— BEGIN Excerpted records —

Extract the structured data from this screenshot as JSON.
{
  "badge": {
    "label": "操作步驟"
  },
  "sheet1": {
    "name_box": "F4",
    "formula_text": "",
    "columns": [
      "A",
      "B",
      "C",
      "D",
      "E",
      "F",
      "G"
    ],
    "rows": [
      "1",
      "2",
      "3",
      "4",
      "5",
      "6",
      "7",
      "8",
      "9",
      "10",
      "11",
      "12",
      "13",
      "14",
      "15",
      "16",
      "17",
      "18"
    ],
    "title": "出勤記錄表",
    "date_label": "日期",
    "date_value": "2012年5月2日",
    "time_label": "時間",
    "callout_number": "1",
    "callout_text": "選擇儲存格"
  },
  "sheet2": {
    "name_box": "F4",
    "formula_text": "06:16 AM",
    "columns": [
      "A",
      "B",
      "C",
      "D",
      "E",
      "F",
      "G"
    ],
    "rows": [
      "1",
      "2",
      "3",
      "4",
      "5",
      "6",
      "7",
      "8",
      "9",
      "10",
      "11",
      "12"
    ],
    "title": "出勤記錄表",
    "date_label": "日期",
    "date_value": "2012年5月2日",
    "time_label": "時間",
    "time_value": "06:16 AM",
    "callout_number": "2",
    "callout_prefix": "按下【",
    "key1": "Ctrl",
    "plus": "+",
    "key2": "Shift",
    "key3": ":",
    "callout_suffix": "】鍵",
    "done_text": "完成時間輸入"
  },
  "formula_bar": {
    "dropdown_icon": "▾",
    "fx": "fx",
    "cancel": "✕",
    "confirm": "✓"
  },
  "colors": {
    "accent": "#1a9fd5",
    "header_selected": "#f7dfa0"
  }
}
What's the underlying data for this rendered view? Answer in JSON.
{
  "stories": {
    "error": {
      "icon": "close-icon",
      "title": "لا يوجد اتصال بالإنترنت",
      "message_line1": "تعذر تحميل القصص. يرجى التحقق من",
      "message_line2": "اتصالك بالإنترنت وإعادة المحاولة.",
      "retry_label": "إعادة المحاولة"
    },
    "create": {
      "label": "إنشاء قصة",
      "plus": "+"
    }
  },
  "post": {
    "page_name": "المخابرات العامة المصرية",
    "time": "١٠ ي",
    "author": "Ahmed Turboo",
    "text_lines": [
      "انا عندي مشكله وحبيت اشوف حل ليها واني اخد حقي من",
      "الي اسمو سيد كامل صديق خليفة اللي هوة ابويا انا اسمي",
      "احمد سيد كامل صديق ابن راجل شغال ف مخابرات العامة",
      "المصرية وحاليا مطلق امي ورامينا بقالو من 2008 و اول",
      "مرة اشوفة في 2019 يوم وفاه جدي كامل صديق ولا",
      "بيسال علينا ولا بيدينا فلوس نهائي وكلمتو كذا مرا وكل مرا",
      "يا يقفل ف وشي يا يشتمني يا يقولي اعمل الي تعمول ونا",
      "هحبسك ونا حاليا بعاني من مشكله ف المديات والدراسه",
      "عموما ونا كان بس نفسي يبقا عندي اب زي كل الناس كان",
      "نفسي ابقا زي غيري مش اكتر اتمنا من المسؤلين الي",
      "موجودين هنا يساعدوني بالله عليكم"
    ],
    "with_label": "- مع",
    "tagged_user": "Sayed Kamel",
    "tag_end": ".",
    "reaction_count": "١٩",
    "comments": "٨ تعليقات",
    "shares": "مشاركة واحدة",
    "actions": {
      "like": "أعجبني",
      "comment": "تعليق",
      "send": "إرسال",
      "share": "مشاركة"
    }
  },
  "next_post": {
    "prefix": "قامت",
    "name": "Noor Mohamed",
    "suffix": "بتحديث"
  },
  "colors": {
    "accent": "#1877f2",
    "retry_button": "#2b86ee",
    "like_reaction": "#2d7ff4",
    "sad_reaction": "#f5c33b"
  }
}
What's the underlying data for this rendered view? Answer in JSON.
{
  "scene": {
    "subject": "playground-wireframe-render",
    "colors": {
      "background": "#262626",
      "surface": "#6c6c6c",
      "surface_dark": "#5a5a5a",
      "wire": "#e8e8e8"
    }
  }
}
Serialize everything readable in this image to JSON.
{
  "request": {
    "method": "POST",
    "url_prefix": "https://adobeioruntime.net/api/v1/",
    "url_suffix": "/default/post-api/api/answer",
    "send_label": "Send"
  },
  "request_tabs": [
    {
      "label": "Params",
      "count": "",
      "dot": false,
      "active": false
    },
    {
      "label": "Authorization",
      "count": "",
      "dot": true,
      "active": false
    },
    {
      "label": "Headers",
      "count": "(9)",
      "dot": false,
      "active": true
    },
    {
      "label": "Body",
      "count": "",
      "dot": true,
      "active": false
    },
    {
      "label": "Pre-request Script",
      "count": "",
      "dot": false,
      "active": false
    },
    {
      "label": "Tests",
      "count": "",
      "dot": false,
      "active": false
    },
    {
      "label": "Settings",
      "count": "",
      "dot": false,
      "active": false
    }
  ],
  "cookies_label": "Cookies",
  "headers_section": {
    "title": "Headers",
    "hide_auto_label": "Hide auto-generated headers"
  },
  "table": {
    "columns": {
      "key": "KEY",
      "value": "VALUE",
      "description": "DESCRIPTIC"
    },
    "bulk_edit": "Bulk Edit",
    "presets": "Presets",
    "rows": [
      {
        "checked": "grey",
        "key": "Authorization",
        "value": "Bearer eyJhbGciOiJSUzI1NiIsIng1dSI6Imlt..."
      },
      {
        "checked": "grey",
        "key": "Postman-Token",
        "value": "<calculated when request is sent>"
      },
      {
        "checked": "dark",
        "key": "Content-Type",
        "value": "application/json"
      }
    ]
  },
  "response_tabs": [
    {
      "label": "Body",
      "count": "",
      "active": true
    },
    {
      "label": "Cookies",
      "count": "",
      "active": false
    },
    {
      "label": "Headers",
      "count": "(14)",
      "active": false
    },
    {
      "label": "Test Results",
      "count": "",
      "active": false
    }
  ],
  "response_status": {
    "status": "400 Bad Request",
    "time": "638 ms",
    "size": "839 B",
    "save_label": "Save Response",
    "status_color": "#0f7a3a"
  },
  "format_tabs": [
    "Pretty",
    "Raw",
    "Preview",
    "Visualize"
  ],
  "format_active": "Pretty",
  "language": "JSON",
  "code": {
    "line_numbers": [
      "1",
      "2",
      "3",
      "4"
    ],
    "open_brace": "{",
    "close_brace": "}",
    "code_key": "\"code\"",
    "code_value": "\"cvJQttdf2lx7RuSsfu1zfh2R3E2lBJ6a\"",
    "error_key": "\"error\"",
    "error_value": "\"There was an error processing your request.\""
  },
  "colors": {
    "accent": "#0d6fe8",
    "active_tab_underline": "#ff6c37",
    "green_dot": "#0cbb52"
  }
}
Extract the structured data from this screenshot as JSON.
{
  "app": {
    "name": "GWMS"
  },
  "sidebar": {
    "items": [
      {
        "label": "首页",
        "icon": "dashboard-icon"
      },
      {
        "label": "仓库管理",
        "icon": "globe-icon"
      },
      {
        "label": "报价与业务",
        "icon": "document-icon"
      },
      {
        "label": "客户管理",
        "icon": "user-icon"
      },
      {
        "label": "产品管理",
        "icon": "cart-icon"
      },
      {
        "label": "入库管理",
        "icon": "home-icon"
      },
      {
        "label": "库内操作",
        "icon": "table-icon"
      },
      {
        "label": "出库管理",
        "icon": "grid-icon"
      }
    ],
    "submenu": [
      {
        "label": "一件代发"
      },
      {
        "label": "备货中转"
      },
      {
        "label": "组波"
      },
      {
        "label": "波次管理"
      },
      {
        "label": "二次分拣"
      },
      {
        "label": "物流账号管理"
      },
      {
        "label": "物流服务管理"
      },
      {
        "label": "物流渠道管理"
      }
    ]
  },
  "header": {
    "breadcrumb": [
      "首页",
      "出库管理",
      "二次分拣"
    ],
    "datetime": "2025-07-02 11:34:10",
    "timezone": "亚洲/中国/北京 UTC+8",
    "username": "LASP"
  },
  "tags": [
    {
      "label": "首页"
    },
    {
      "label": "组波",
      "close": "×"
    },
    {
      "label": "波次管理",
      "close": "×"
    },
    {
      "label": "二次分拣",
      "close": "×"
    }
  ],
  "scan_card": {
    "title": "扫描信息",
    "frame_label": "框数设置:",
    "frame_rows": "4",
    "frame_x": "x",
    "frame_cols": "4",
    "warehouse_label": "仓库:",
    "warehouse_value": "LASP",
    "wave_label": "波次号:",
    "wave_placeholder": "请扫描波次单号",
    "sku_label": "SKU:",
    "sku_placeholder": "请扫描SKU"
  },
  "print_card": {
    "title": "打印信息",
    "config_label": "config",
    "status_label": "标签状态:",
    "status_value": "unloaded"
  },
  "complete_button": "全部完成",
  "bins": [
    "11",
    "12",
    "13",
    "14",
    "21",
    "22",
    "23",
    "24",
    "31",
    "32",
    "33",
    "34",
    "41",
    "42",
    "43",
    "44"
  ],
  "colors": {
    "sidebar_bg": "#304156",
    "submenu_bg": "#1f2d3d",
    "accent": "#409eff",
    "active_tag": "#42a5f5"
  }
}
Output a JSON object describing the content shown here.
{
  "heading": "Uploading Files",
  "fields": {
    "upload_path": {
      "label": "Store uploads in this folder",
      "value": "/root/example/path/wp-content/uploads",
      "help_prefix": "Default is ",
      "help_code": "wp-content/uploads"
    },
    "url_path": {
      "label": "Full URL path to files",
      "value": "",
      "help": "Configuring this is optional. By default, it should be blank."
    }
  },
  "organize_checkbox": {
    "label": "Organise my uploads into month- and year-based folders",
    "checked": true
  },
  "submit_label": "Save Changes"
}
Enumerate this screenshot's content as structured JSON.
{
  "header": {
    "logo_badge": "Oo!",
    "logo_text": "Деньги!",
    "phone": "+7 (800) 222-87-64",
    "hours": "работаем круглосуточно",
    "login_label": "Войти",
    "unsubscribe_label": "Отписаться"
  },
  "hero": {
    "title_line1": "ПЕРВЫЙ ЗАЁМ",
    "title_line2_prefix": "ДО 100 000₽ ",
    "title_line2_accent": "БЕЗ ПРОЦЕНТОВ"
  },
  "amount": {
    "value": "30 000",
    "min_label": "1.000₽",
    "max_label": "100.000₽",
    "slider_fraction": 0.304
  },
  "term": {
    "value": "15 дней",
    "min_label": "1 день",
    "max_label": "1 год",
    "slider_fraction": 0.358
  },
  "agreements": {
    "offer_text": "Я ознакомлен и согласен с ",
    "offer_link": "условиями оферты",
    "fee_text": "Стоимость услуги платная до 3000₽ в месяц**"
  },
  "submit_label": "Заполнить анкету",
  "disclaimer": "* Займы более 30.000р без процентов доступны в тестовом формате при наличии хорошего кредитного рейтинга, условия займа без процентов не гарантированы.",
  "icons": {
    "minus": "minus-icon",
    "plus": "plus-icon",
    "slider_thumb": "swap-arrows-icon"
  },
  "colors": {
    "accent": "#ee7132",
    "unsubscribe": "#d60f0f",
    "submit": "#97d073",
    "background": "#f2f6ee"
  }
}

— END Excerpted records —

• What is needed:
Identify all lines in the records above with the word "نفسي".

• Completed task:
      "عموما ونا كان بس نفسي يبقا عندي اب زي كل الناس كان",
      "نفسي ابقا زي غيري مش اكتر اتمنا من المسؤلين الي",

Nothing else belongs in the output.